Extracted data entries:
========

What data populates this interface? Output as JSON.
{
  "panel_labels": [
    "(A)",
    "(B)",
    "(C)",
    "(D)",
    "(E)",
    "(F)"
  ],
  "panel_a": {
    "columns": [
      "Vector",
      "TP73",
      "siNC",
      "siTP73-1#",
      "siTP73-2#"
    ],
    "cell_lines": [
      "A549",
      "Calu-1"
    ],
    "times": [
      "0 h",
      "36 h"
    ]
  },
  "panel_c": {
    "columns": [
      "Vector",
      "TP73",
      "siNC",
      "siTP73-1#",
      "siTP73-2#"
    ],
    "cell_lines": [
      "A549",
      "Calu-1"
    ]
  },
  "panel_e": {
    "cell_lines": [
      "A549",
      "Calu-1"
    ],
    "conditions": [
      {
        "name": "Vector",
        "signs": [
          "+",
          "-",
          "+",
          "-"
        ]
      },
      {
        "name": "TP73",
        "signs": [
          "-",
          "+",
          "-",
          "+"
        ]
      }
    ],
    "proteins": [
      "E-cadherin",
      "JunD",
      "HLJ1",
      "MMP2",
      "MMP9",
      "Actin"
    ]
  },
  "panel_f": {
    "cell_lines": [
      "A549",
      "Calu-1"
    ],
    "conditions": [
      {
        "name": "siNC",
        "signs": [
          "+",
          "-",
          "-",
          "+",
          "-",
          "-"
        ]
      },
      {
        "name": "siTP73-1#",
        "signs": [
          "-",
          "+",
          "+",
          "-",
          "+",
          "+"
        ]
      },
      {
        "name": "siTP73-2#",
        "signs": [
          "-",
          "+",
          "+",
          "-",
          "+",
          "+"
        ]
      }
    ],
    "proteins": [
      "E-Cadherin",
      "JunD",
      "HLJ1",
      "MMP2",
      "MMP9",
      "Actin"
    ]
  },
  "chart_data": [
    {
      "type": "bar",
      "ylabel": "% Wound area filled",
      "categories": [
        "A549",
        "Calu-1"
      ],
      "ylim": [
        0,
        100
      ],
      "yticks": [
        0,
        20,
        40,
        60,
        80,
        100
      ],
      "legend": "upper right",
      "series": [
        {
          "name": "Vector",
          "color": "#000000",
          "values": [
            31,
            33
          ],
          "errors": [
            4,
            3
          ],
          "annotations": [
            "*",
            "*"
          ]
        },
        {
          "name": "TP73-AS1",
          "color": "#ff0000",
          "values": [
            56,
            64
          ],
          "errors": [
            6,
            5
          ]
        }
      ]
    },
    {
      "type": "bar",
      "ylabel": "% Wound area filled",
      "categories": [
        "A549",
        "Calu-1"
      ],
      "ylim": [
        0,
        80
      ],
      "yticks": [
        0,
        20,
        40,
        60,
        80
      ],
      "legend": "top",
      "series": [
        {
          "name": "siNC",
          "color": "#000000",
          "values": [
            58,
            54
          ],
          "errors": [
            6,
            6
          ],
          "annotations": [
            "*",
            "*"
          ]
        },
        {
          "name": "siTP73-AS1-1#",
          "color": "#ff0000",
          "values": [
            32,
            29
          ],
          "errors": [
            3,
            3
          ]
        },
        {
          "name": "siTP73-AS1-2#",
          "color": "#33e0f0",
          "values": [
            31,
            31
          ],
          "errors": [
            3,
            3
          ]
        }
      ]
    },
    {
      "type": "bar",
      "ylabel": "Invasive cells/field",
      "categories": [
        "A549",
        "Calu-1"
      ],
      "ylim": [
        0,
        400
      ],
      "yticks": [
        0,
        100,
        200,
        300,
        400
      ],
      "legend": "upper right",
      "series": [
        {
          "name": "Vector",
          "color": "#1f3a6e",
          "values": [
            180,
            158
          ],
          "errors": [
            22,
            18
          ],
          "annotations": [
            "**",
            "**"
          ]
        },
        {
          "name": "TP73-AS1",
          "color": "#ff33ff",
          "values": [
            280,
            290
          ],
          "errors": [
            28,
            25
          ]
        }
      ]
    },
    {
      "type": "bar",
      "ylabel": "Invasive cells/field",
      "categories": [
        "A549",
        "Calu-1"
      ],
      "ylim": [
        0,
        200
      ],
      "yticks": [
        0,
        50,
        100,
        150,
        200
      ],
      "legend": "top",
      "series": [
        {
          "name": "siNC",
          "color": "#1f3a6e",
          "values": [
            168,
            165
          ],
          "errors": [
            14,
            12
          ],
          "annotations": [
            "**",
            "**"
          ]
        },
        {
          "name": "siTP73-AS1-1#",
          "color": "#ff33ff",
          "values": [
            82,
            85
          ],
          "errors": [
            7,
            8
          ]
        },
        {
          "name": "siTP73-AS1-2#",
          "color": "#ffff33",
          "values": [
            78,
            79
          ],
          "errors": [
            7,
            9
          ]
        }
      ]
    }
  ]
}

========

# WORK TO COMPLETE:
The task requires an exact copy of all the lines above.

# EXERCISE SOLUTION:
What data populates this interface? Output as JSON.
{
  "panel_labels": [
    "(A)",
    "(B)",
    "(C)",
    "(D)",
    "(E)",
    "(F)"
  ],
  "panel_a": {
    "columns": [
      "Vector",
      "TP73",
      "siNC",
      "siTP73-1#",
      "siTP73-2#"
    ],
    "cell_lines": [
      "A549",
      "Calu-1"
    ],
    "times": [
      "0 h",
      "36 h"
    ]
  },
  "panel_c": {
    "columns": [
      "Vector",
      "TP73",
      "siNC",
      "siTP73-1#",
      "siTP73-2#"
    ],
    "cell_lines": [
      "A549",
      "Calu-1"
    ]
  },
  "panel_e": {
    "cell_lines": [
      "A549",
      "Calu-1"
    ],
    "conditions": [
      {
        "name": "Vector",
        "signs": [
          "+",
          "-",
          "+",
          "-"
        ]
      },
      {
        "name": "TP73",
        "signs": [
          "-",
          "+",
          "-",
          "+"
        ]
      }
    ],
    "proteins": [
      "E-cadherin",
      "JunD",
      "HLJ1",
      "MMP2",
      "MMP9",
      "Actin"
    ]
  },
  "panel_f": {
    "cell_lines": [
      "A549",
      "Calu-1"
    ],
    "conditions": [
      {
        "name": "siNC",
        "signs": [
          "+",
          "-",
          "-",
          "+",
          "-",
          "-"
        ]
      },
      {
        "name": "siTP73-1#",
        "signs": [
          "-",
          "+",
          "+",
          "-",
          "+",
          "+"
        ]
      },
      {
        "name": "siTP73-2#",
        "signs": [
          "-",
          "+",
          "+",
          "-",
          "+",
          "+"
        ]
      }
    ],
    "proteins": [
      "E-Cadherin",
      "JunD",
      "HLJ1",
      "MMP2",
      "MMP9",
      "Actin"
    ]
  },
  "chart_data": [
    {
      "type": "bar",
      "ylabel": "% Wound area filled",
      "categories": [
        "A549",
        "Calu-1"
      ],
      "ylim": [
        0,
        100
      ],
      "yticks": [
        0,
        20,
        40,
        60,
        80,
        100
      ],
      "legend": "upper right",
      "series": [
        {
          "name": "Vector",
          "color": "#000000",
          "values": [
            31,
            33
          ],
          "errors": [
            4,
            3
          ],
          "annotations": [
            "*",
            "*"
          ]
        },
        {
          "name": "TP73-AS1",
          "color": "#ff0000",
          "values": [
            56,
            64
          ],
          "errors": [
            6,
            5
          ]
        }
      ]
    },
    {
      "type": "bar",
      "ylabel": "% Wound area filled",
      "categories": [
        "A549",
        "Calu-1"
      ],
      "ylim": [
        0,
        80
      ],
      "yticks": [
        0,
        20,
        40,
        60,
        80
      ],
      "legend": "top",
      "series": [
        {
          "name": "siNC",
          "color": "#000000",
          "values": [
            58,
            54
          ],
          "errors": [
            6,
            6
          ],
          "annotations": [
            "*",
            "*"
          ]
        },
        {
          "name": "siTP73-AS1-1#",
          "color": "#ff0000",
          "values": [
            32,
            29
          ],
          "errors": [
            3,
            3
          ]
        },
        {
          "name": "siTP73-AS1-2#",
          "color": "#33e0f0",
          "values": [
            31,
            31
          ],
          "errors": [
            3,
            3
          ]
        }
      ]
    },
    {
      "type": "bar",
      "ylabel": "Invasive cells/field",
      "categories": [
        "A549",
        "Calu-1"
      ],
      "ylim": [
        0,
        400
      ],
      "yticks": [
        0,
        100,
        200,
        300,
        400
      ],
      "legend": "upper right",
      "series": [
        {
          "name": "Vector",
          "color": "#1f3a6e",
          "values": [
            180,
            158
          ],
          "errors": [
            22,
            18
          ],
          "annotations": [
            "**",
            "**"
          ]
        },
        {
          "name": "TP73-AS1",
          "color": "#ff33ff",
          "values": [
            280,
            290
          ],
          "errors": [
            28,
            25
          ]
        }
      ]
    },
    {
      "type": "bar",
      "ylabel": "Invasive cells/field",
      "categories": [
        "A549",
        "Calu-1"
      ],
      "ylim": [
        0,
        200
      ],
      "yticks": [
        0,
        50,
        100,
        150,
        200
      ],
      "legend": "top",
      "series": [
        {
          "name": "siNC",
          "color": "#1f3a6e",
          "values": [
            168,
            165
          ],
          "errors": [
            14,
            12
          ],
          "annotations": [
            "**",
            "**"
          ]
        },
        {
          "name": "siTP73-AS1-1#",
          "color": "#ff33ff",
          "values": [
            82,
            85
          ],
          "errors": [
            7,
            8
          ]
        },
        {
          "name": "siTP73-AS1-2#",
          "color": "#ffff33",
          "values": [
            78,
            79
          ],
          "errors": [
            7,
            9
          ]
        }
      ]
    }
  ]
}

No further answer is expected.